(Collected data entries)
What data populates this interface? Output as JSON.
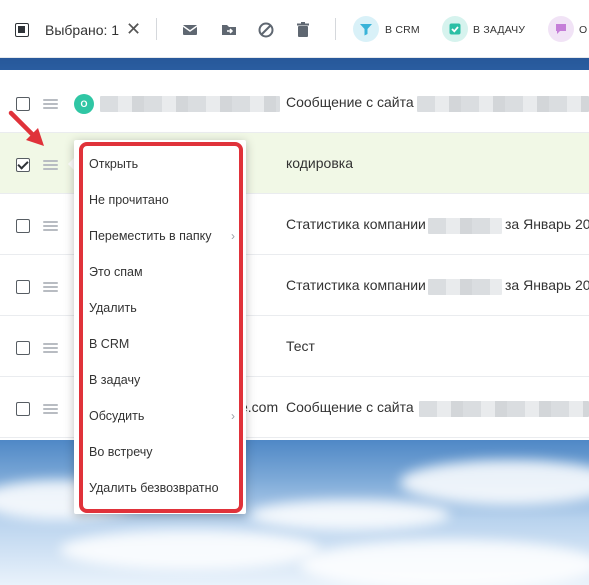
{
  "toolbar": {
    "selected_label": "Выбрано: 1",
    "close_glyph": "✕",
    "crm_label": "В CRM",
    "task_label": "В ЗАДАЧУ",
    "discuss_label": "О"
  },
  "rows": [
    {
      "avatar": "О",
      "sender_suffix": "",
      "subject": "Сообщение с сайта",
      "checked": false
    },
    {
      "avatar": "",
      "sender_suffix": "",
      "subject": "кодировка",
      "checked": true
    },
    {
      "avatar": "",
      "sender_suffix": "",
      "subject": "Статистика компании",
      "subject_tail": "за Январь 20",
      "checked": false
    },
    {
      "avatar": "",
      "sender_suffix": "",
      "subject": "Статистика компании",
      "subject_tail": "за Январь 20",
      "checked": false
    },
    {
      "avatar": "",
      "sender_suffix": "",
      "subject": "Тест",
      "checked": false
    },
    {
      "avatar": "",
      "sender_suffix": "e.com",
      "subject": "Сообщение с сайта",
      "checked": false
    }
  ],
  "context_menu": {
    "items": [
      {
        "label": "Открыть"
      },
      {
        "label": "Не прочитано"
      },
      {
        "label": "Переместить в папку"
      },
      {
        "label": "Это спам"
      },
      {
        "label": "Удалить"
      },
      {
        "label": "В CRM"
      },
      {
        "label": "В задачу"
      },
      {
        "label": "Обсудить"
      },
      {
        "label": "Во встречу"
      },
      {
        "label": "Удалить безвозвратно"
      }
    ],
    "submenu_arrow": "›"
  },
  "colors": {
    "highlight": "#e0323a",
    "selected_row": "#f1f8e6",
    "avatar": "#2fc6a4",
    "crm_pill": "#d9f1f8",
    "task_pill": "#d6f3ee",
    "discuss_pill": "#f1e3f6"
  },
  "icons": [
    "select-all-icon",
    "envelope-icon",
    "move-folder-icon",
    "block-icon",
    "trash-icon",
    "funnel-icon",
    "task-check-icon",
    "chat-icon",
    "drag-handle-icon",
    "red-arrow-icon"
  ]
}
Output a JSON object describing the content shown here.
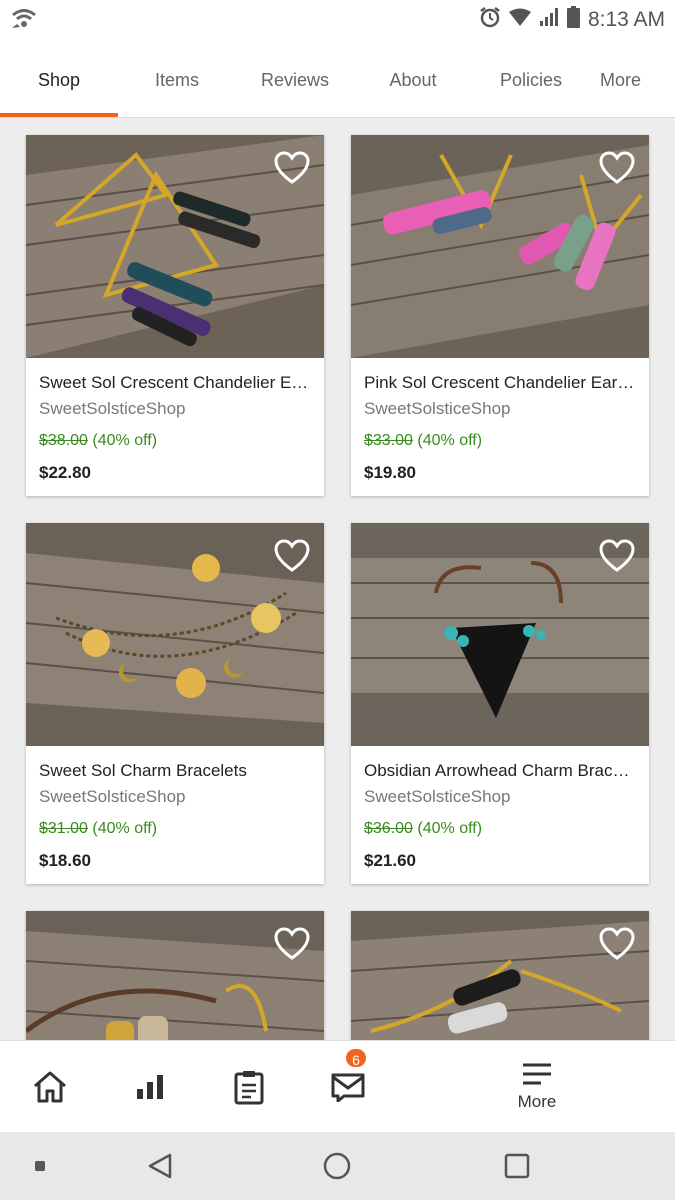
{
  "status": {
    "time": "8:13 AM"
  },
  "tabs": [
    {
      "label": "Shop"
    },
    {
      "label": "Items"
    },
    {
      "label": "Reviews"
    },
    {
      "label": "About"
    },
    {
      "label": "Policies"
    },
    {
      "label": "More"
    }
  ],
  "listings": [
    {
      "title": "Sweet Sol Crescent Chandelier Earrings",
      "shop": "SweetSolsticeShop",
      "original_price": "$38.00",
      "discount": "(40% off)",
      "price": "$22.80"
    },
    {
      "title": "Pink Sol Crescent Chandelier Earrings",
      "shop": "SweetSolsticeShop",
      "original_price": "$33.00",
      "discount": "(40% off)",
      "price": "$19.80"
    },
    {
      "title": "Sweet Sol Charm Bracelets",
      "shop": "SweetSolsticeShop",
      "original_price": "$31.00",
      "discount": "(40% off)",
      "price": "$18.60"
    },
    {
      "title": "Obsidian Arrowhead Charm Bracelet",
      "shop": "SweetSolsticeShop",
      "original_price": "$36.00",
      "discount": "(40% off)",
      "price": "$21.60"
    },
    {
      "title": "",
      "shop": "",
      "original_price": "",
      "discount": "",
      "price": ""
    },
    {
      "title": "",
      "shop": "",
      "original_price": "",
      "discount": "",
      "price": ""
    }
  ],
  "bottom_nav": {
    "messages_badge": "6",
    "more_label": "More"
  },
  "colors": {
    "accent": "#f1641e",
    "sale": "#3a8a1f"
  },
  "icons": [
    "wifi-call-icon",
    "alarm-icon",
    "wifi-icon",
    "signal-icon",
    "battery-icon",
    "heart-icon",
    "home-icon",
    "stats-icon",
    "orders-icon",
    "mail-icon",
    "menu-icon",
    "back-icon",
    "home-circle-icon",
    "recents-icon"
  ]
}
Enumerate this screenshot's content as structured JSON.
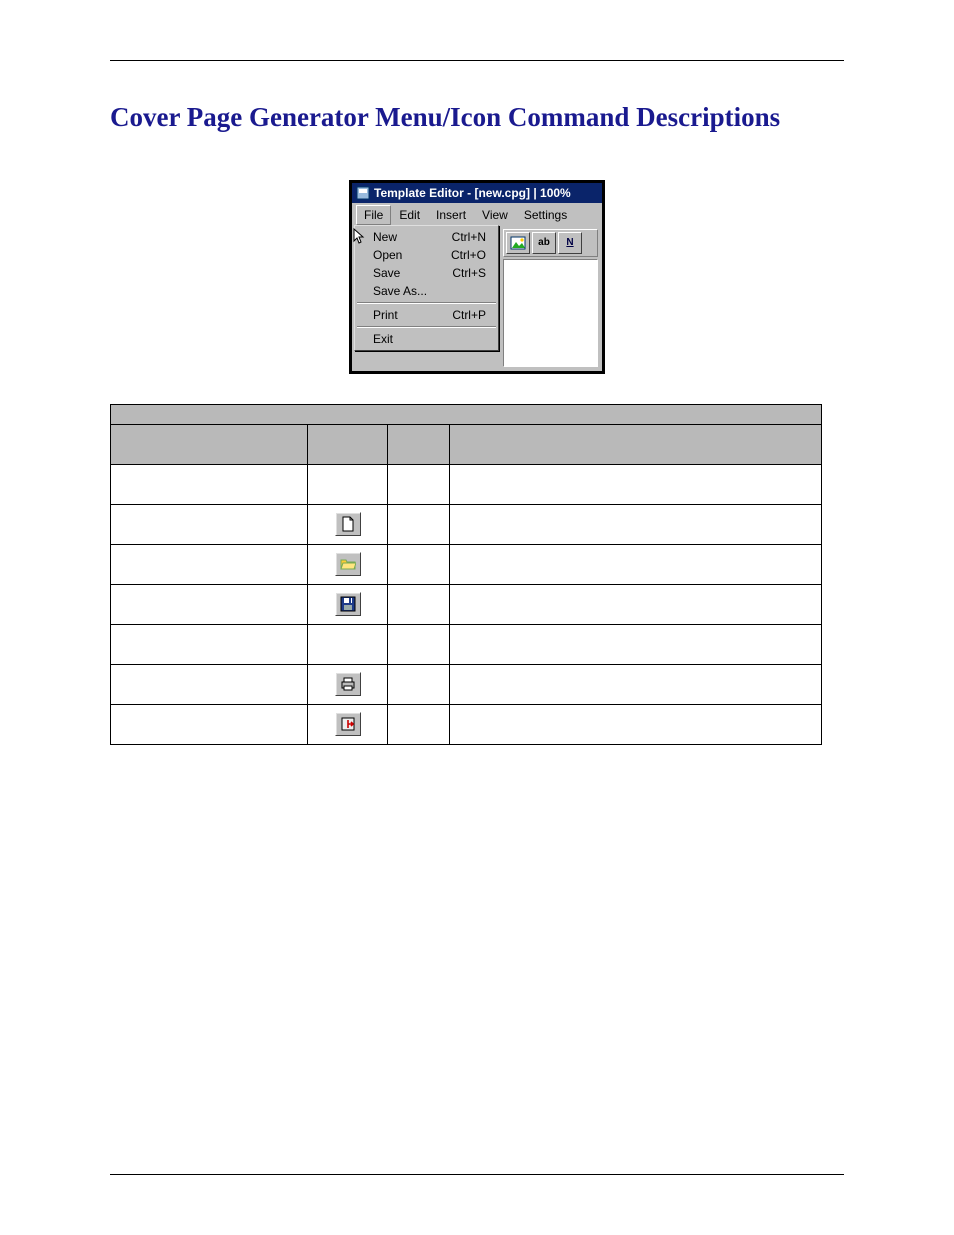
{
  "heading": "Cover Page Generator Menu/Icon Command Descriptions",
  "window": {
    "title": "Template Editor - [new.cpg] | 100%",
    "menubar": [
      "File",
      "Edit",
      "Insert",
      "View",
      "Settings"
    ],
    "active_menu_index": 0,
    "dropdown": {
      "groups": [
        [
          {
            "label": "New",
            "shortcut": "Ctrl+N"
          },
          {
            "label": "Open",
            "shortcut": "Ctrl+O"
          },
          {
            "label": "Save",
            "shortcut": "Ctrl+S"
          },
          {
            "label": "Save As...",
            "shortcut": ""
          }
        ],
        [
          {
            "label": "Print",
            "shortcut": "Ctrl+P"
          }
        ],
        [
          {
            "label": "Exit",
            "shortcut": ""
          }
        ]
      ]
    },
    "toolbar_icons": [
      "image-insert-icon",
      "textfield-ab-icon",
      "bold-n-icon"
    ],
    "toolbar_labels": [
      "",
      "ab",
      "N"
    ]
  },
  "table": {
    "rows": [
      {
        "icon": null,
        "icon_name": null
      },
      {
        "icon": "new",
        "icon_name": "new-document-icon"
      },
      {
        "icon": "open",
        "icon_name": "open-folder-icon"
      },
      {
        "icon": "save",
        "icon_name": "save-disk-icon"
      },
      {
        "icon": null,
        "icon_name": null
      },
      {
        "icon": "print",
        "icon_name": "printer-icon"
      },
      {
        "icon": "exit",
        "icon_name": "exit-door-icon"
      }
    ]
  }
}
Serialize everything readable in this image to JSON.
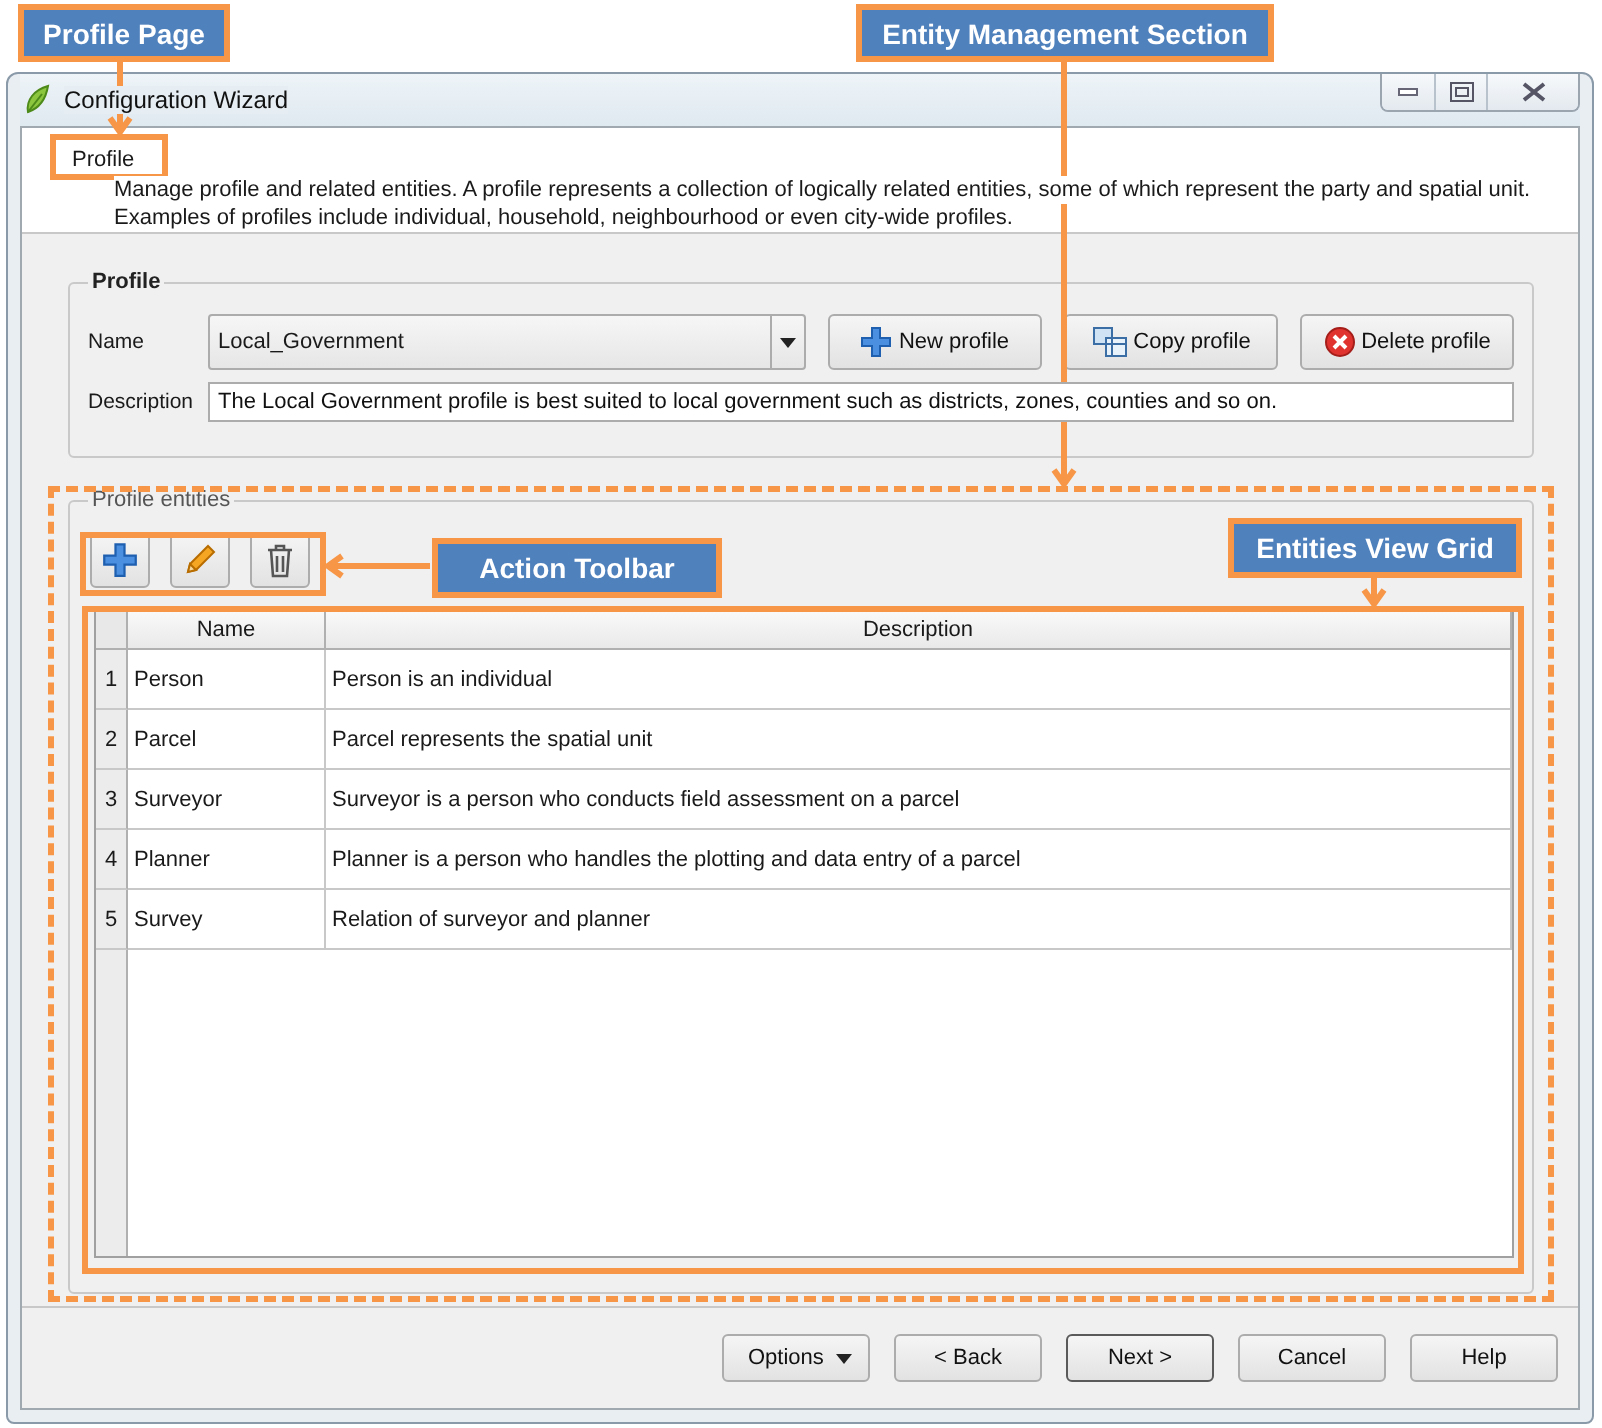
{
  "callouts": [
    {
      "label": "Profile Page"
    },
    {
      "label": "Entity Management Section"
    },
    {
      "label": "Action Toolbar"
    },
    {
      "label": "Entities View Grid"
    }
  ],
  "window": {
    "title": "Configuration Wizard"
  },
  "page": {
    "title": "Profile",
    "description_lines": [
      "Manage profile and related entities.  A profile represents a collection of logically related entities, some of which represent the party and spatial unit.",
      "Examples of profiles include individual, household, neighbourhood or even city-wide profiles."
    ]
  },
  "profile_group": {
    "title": "Profile",
    "name_label": "Name",
    "name_value": "Local_Government",
    "description_label": "Description",
    "description_value": "The Local Government profile is best suited to local government such as districts, zones, counties and so on.",
    "buttons": [
      {
        "label": "New profile",
        "kind": "new"
      },
      {
        "label": "Copy profile",
        "kind": "copy"
      },
      {
        "label": "Delete profile",
        "kind": "delete"
      }
    ]
  },
  "entities_group": {
    "title": "Profile entities",
    "toolbar": [
      {
        "kind": "add"
      },
      {
        "kind": "edit"
      },
      {
        "kind": "delete"
      }
    ],
    "table": {
      "columns": [
        "Name",
        "Description"
      ],
      "rows": [
        {
          "number": "1",
          "name": "Person",
          "description": "Person is an individual"
        },
        {
          "number": "2",
          "name": "Parcel",
          "description": "Parcel represents the spatial unit"
        },
        {
          "number": "3",
          "name": "Surveyor",
          "description": "Surveyor is a person who conducts field assessment on a parcel"
        },
        {
          "number": "4",
          "name": "Planner",
          "description": "Planner is a person who handles the plotting and data entry of a parcel"
        },
        {
          "number": "5",
          "name": "Survey",
          "description": "Relation of surveyor and planner"
        }
      ]
    }
  },
  "footer_buttons": [
    {
      "label": "Options",
      "kind": "menu",
      "default": false
    },
    {
      "label": "< Back",
      "kind": "plain",
      "default": false
    },
    {
      "label": "Next >",
      "kind": "plain",
      "default": true
    },
    {
      "label": "Cancel",
      "kind": "plain",
      "default": false
    },
    {
      "label": "Help",
      "kind": "plain",
      "default": false
    }
  ]
}
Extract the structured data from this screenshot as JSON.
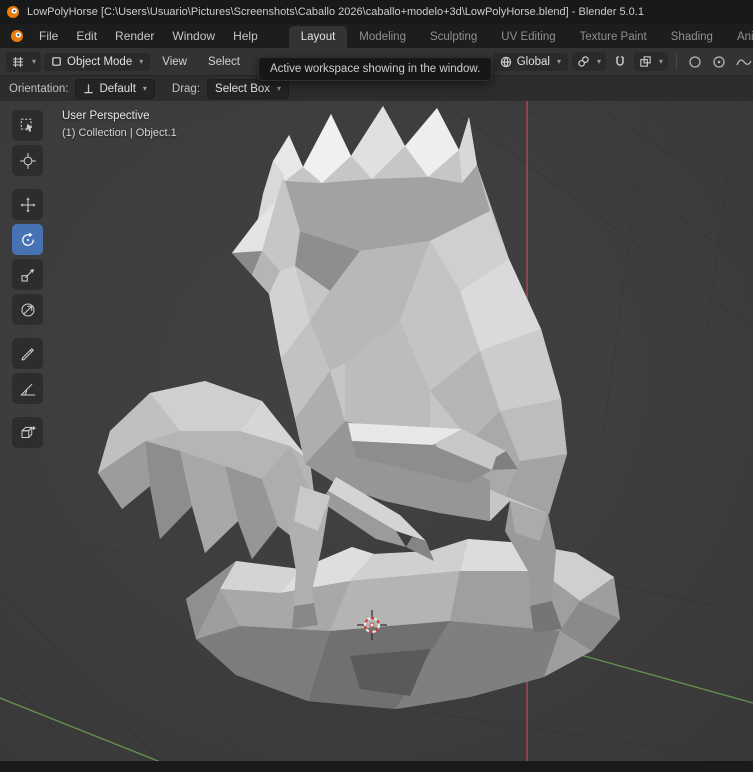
{
  "titlebar": {
    "title": "LowPolyHorse [C:\\Users\\Usuario\\Pictures\\Screenshots\\Caballo 2026\\caballo+modelo+3d\\LowPolyHorse.blend] - Blender 5.0.1"
  },
  "menubar": {
    "items": [
      {
        "label": "File"
      },
      {
        "label": "Edit"
      },
      {
        "label": "Render"
      },
      {
        "label": "Window"
      },
      {
        "label": "Help"
      }
    ],
    "workspaces": [
      {
        "label": "Layout",
        "active": true
      },
      {
        "label": "Modeling",
        "active": false
      },
      {
        "label": "Sculpting",
        "active": false
      },
      {
        "label": "UV Editing",
        "active": false
      },
      {
        "label": "Texture Paint",
        "active": false
      },
      {
        "label": "Shading",
        "active": false
      },
      {
        "label": "Animation",
        "active": false
      }
    ]
  },
  "header": {
    "mode_value": "Object Mode",
    "menus": [
      {
        "label": "View"
      },
      {
        "label": "Select"
      }
    ],
    "orientation_value": "Global"
  },
  "tooltip": {
    "text": "Active workspace showing in the window."
  },
  "tool_settings": {
    "orientation_label": "Orientation:",
    "orientation_value": "Default",
    "drag_label": "Drag:",
    "drag_value": "Select Box"
  },
  "viewport": {
    "perspective_label": "User Perspective",
    "collection_label": "(1) Collection | Object.1"
  },
  "tools": [
    {
      "name": "select-box",
      "active": false
    },
    {
      "name": "cursor",
      "active": false
    },
    {
      "name": "move",
      "active": false
    },
    {
      "name": "rotate",
      "active": true
    },
    {
      "name": "scale",
      "active": false
    },
    {
      "name": "transform",
      "active": false
    },
    {
      "name": "annotate",
      "active": false
    },
    {
      "name": "measure",
      "active": false
    },
    {
      "name": "add-cube",
      "active": false
    }
  ],
  "colors": {
    "accent_blue": "#4772b3",
    "axis_red": "#b64e58",
    "axis_green": "#6fa351",
    "viewport_bg": "#3d3d3d",
    "blender_orange": "#e87d0d"
  }
}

» **Exercise goal**: Pick out, from the lines above, every one that contains the string "folder".

» **Solved exercise**:
    "move-folder-icon",
        "icon_name": "open-folder-icon"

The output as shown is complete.